**Dane wejściowe:**
========
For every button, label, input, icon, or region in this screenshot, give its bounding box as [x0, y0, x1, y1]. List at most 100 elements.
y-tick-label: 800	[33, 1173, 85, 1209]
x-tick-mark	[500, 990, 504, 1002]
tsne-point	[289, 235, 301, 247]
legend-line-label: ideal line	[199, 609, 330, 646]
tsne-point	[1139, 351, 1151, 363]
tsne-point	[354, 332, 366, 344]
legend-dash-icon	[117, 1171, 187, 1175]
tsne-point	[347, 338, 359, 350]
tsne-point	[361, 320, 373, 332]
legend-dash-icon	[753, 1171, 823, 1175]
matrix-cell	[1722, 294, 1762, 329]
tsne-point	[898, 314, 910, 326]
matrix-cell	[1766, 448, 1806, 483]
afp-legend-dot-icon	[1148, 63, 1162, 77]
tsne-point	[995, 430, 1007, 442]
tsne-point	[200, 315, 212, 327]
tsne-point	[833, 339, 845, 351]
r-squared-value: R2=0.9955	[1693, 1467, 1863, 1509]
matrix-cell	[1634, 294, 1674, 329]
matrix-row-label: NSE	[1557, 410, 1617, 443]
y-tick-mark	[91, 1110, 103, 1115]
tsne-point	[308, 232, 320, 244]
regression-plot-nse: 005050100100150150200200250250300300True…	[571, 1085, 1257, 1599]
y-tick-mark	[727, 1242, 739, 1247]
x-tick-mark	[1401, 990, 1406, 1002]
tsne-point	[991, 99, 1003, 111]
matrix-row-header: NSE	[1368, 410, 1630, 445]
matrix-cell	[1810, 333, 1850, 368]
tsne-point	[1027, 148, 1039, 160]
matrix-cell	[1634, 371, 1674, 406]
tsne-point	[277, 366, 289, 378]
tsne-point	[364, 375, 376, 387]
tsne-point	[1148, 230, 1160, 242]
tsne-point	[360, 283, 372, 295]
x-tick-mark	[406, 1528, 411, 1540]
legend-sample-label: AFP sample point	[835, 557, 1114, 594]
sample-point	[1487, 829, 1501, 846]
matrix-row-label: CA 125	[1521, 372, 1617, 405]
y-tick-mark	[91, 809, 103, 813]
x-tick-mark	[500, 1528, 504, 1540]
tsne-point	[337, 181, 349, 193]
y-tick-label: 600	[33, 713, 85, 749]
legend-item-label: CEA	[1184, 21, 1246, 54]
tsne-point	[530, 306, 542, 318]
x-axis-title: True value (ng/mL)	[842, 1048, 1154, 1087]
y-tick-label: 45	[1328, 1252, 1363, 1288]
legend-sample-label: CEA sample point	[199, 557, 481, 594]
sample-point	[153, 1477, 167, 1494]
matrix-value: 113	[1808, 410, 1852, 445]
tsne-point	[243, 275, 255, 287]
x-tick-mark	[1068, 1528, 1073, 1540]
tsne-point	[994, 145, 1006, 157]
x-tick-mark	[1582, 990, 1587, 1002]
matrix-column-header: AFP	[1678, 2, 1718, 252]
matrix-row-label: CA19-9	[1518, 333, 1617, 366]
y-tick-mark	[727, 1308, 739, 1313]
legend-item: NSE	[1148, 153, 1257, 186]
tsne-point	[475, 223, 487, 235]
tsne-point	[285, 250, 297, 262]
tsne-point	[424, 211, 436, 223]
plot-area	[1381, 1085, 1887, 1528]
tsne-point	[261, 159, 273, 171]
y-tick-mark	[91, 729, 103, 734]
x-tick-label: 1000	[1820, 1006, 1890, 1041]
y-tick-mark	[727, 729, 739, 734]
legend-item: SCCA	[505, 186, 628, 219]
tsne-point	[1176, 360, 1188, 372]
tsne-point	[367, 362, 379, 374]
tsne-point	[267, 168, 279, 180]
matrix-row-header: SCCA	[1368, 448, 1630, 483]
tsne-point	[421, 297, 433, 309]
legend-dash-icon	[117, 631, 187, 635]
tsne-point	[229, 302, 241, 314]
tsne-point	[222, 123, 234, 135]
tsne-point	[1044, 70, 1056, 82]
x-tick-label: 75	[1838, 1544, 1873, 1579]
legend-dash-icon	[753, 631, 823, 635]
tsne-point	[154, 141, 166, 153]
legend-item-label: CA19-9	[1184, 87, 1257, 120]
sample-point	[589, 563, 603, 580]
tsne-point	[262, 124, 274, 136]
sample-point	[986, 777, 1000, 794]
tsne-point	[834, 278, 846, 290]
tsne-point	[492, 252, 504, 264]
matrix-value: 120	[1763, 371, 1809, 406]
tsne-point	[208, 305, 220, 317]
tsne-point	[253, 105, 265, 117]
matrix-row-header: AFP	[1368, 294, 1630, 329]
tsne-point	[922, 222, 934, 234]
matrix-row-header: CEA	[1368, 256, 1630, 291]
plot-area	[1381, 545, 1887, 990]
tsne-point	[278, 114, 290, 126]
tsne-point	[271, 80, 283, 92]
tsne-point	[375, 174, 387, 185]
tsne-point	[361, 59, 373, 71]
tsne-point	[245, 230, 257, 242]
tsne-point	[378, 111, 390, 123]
========
**Polecenie:** Przepisz bez żadnych zmian wszystkie wiersze listingu zamieszczonego powyżej.

**Odpowiedź:**
For every button, label, input, icon, or region in this screenshot, give its bounding box as [x0, y0, x1, y1]. List at most 100 elements.
y-tick-label: 800	[33, 1173, 85, 1209]
x-tick-mark	[500, 990, 504, 1002]
tsne-point	[289, 235, 301, 247]
legend-line-label: ideal line	[199, 609, 330, 646]
tsne-point	[1139, 351, 1151, 363]
tsne-point	[354, 332, 366, 344]
legend-dash-icon	[117, 1171, 187, 1175]
tsne-point	[347, 338, 359, 350]
tsne-point	[361, 320, 373, 332]
legend-dash-icon	[753, 1171, 823, 1175]
matrix-cell	[1722, 294, 1762, 329]
tsne-point	[898, 314, 910, 326]
matrix-cell	[1766, 448, 1806, 483]
afp-legend-dot-icon	[1148, 63, 1162, 77]
tsne-point	[995, 430, 1007, 442]
tsne-point	[200, 315, 212, 327]
tsne-point	[833, 339, 845, 351]
r-squared-value: R2=0.9955	[1693, 1467, 1863, 1509]
matrix-cell	[1634, 294, 1674, 329]
matrix-row-label: NSE	[1557, 410, 1617, 443]
y-tick-mark	[91, 1110, 103, 1115]
tsne-point	[308, 232, 320, 244]
regression-plot-nse: 005050100100150150200200250250300300True…	[571, 1085, 1257, 1599]
y-tick-mark	[727, 1242, 739, 1247]
x-tick-mark	[1401, 990, 1406, 1002]
tsne-point	[991, 99, 1003, 111]
matrix-row-header: NSE	[1368, 410, 1630, 445]
matrix-cell	[1810, 333, 1850, 368]
tsne-point	[1027, 148, 1039, 160]
matrix-cell	[1634, 371, 1674, 406]
tsne-point	[277, 366, 289, 378]
tsne-point	[364, 375, 376, 387]
tsne-point	[1148, 230, 1160, 242]
tsne-point	[360, 283, 372, 295]
x-tick-mark	[406, 1528, 411, 1540]
legend-sample-label: AFP sample point	[835, 557, 1114, 594]
sample-point	[1487, 829, 1501, 846]
matrix-row-label: CA 125	[1521, 372, 1617, 405]
y-tick-mark	[91, 809, 103, 813]
x-tick-mark	[500, 1528, 504, 1540]
tsne-point	[337, 181, 349, 193]
y-tick-label: 600	[33, 713, 85, 749]
legend-item-label: CEA	[1184, 21, 1246, 54]
tsne-point	[530, 306, 542, 318]
x-axis-title: True value (ng/mL)	[842, 1048, 1154, 1087]
y-tick-label: 45	[1328, 1252, 1363, 1288]
legend-sample-label: CEA sample point	[199, 557, 481, 594]
sample-point	[153, 1477, 167, 1494]
matrix-value: 113	[1808, 410, 1852, 445]
tsne-point	[243, 275, 255, 287]
x-tick-mark	[1068, 1528, 1073, 1540]
tsne-point	[994, 145, 1006, 157]
x-tick-mark	[1582, 990, 1587, 1002]
matrix-column-header: AFP	[1678, 2, 1718, 252]
matrix-row-label: CA19-9	[1518, 333, 1617, 366]
y-tick-mark	[727, 1308, 739, 1313]
legend-item: NSE	[1148, 153, 1257, 186]
tsne-point	[475, 223, 487, 235]
tsne-point	[285, 250, 297, 262]
tsne-point	[424, 211, 436, 223]
plot-area	[1381, 1085, 1887, 1528]
tsne-point	[261, 159, 273, 171]
y-tick-mark	[91, 729, 103, 734]
x-tick-label: 1000	[1820, 1006, 1890, 1041]
y-tick-mark	[727, 729, 739, 734]
legend-item: SCCA	[505, 186, 628, 219]
tsne-point	[1176, 360, 1188, 372]
tsne-point	[367, 362, 379, 374]
tsne-point	[267, 168, 279, 180]
matrix-row-header: SCCA	[1368, 448, 1630, 483]
tsne-point	[421, 297, 433, 309]
legend-dash-icon	[117, 631, 187, 635]
tsne-point	[229, 302, 241, 314]
tsne-point	[222, 123, 234, 135]
tsne-point	[1044, 70, 1056, 82]
x-tick-label: 75	[1838, 1544, 1873, 1579]
legend-dash-icon	[753, 631, 823, 635]
tsne-point	[154, 141, 166, 153]
legend-item-label: CA19-9	[1184, 87, 1257, 120]
sample-point	[589, 563, 603, 580]
tsne-point	[262, 124, 274, 136]
sample-point	[986, 777, 1000, 794]
tsne-point	[834, 278, 846, 290]
tsne-point	[492, 252, 504, 264]
matrix-value: 120	[1763, 371, 1809, 406]
tsne-point	[208, 305, 220, 317]
tsne-point	[253, 105, 265, 117]
matrix-row-header: AFP	[1368, 294, 1630, 329]
tsne-point	[922, 222, 934, 234]
matrix-row-header: CEA	[1368, 256, 1630, 291]
plot-area	[1381, 545, 1887, 990]
tsne-point	[278, 114, 290, 126]
tsne-point	[271, 80, 283, 92]
tsne-point	[375, 174, 387, 185]
tsne-point	[361, 59, 373, 71]
tsne-point	[245, 230, 257, 242]
tsne-point	[378, 111, 390, 123]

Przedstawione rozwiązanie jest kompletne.